-- Exercise prompt --
Report the count of lines below that include "материнской", without any other text.

-- Items --
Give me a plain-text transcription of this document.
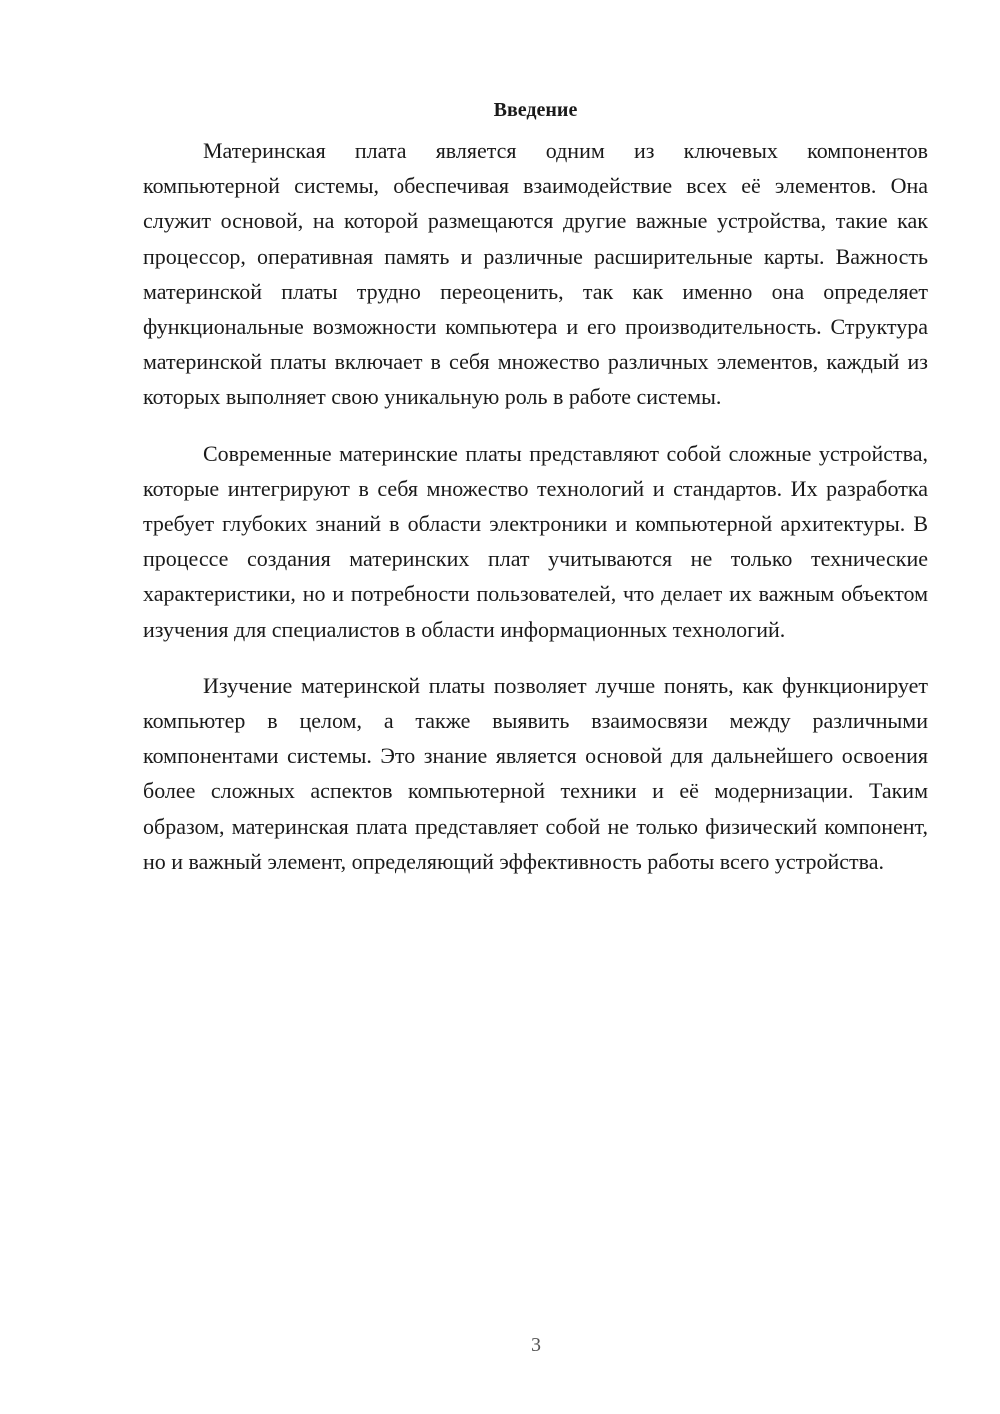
Введение

Материнская плата является одним из ключевых компонентов компьютерной системы, обеспечивая взаимодействие всех её элементов. Она служит основой, на которой размещаются другие важные устройства, такие как процессор, оперативная память и различные расширительные карты. Важность материнской платы трудно переоценить, так как именно она определяет функциональные возможности компьютера и его производительность. Структура материнской платы включает в себя множество различных элементов, каждый из которых выполняет свою уникальную роль в работе системы.

Современные материнские платы представляют собой сложные устройства, которые интегрируют в себя множество технологий и стандартов. Их разработка требует глубоких знаний в области электроники и компьютерной архитектуры. В процессе создания материнских плат учитываются не только технические характеристики, но и потребности пользователей, что делает их важным объектом изучения для специалистов в области информационных технологий.

Изучение материнской платы позволяет лучше понять, как функционирует компьютер в целом, а также выявить взаимосвязи между различными компонентами системы. Это знание является основой для дальнейшего освоения более сложных аспектов компьютерной техники и её модернизации. Таким образом, материнская плата представляет собой не только физический компонент, но и важный элемент, определяющий эффективность работы всего устройства.

3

-- Solution for this task --
2